# The exercise
Retype the tail of the data exactly, starting at the line containing "Output a JSON" and stopping at the last line.

# Record set

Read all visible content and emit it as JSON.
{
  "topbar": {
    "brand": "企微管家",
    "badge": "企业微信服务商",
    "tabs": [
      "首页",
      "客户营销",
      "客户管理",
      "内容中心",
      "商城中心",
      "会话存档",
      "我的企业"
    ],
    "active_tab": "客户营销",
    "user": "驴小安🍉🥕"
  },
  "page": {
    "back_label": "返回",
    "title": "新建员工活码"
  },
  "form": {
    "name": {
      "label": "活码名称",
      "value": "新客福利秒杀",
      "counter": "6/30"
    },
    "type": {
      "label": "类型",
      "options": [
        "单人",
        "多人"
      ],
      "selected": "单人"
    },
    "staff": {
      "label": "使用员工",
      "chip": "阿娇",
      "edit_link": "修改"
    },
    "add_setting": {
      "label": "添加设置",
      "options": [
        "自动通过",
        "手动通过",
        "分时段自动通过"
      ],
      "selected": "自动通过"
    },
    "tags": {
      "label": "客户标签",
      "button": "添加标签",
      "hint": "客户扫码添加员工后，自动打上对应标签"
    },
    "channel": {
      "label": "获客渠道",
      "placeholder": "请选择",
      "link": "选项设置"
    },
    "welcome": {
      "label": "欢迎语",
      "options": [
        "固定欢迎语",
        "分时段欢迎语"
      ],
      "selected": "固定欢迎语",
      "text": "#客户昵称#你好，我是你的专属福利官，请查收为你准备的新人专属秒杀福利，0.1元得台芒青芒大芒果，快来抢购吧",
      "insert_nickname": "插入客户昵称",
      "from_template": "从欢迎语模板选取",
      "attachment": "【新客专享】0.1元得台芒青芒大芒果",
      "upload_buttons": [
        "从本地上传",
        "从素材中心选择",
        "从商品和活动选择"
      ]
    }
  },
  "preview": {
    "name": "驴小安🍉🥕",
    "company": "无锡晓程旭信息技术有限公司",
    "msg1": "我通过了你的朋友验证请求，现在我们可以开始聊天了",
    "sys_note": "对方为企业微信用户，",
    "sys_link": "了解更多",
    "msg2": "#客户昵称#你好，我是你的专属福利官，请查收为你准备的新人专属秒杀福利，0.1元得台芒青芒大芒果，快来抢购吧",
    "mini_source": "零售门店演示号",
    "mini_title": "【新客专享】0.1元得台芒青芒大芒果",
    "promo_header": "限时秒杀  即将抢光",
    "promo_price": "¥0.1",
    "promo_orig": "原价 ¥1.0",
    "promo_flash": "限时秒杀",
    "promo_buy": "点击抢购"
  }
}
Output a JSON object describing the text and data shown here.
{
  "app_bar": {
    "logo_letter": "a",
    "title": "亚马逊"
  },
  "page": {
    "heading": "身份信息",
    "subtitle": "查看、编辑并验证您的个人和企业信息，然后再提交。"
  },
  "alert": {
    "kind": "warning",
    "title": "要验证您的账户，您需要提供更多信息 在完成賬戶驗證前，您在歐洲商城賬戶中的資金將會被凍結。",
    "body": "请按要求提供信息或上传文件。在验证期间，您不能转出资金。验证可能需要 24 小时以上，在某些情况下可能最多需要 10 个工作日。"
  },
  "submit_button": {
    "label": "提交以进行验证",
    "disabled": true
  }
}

# The solution
Output a JSON object describing the text and data shown here.
{
  "app_bar": {
    "logo_letter": "a",
    "title": "亚马逊"
  },
  "page": {
    "heading": "身份信息",
    "subtitle": "查看、编辑并验证您的个人和企业信息，然后再提交。"
  },
  "alert": {
    "kind": "warning",
    "title": "要验证您的账户，您需要提供更多信息 在完成賬戶驗證前，您在歐洲商城賬戶中的資金將會被凍結。",
    "body": "请按要求提供信息或上传文件。在验证期间，您不能转出资金。验证可能需要 24 小时以上，在某些情况下可能最多需要 10 个工作日。"
  },
  "submit_button": {
    "label": "提交以进行验证",
    "disabled": true
  }
}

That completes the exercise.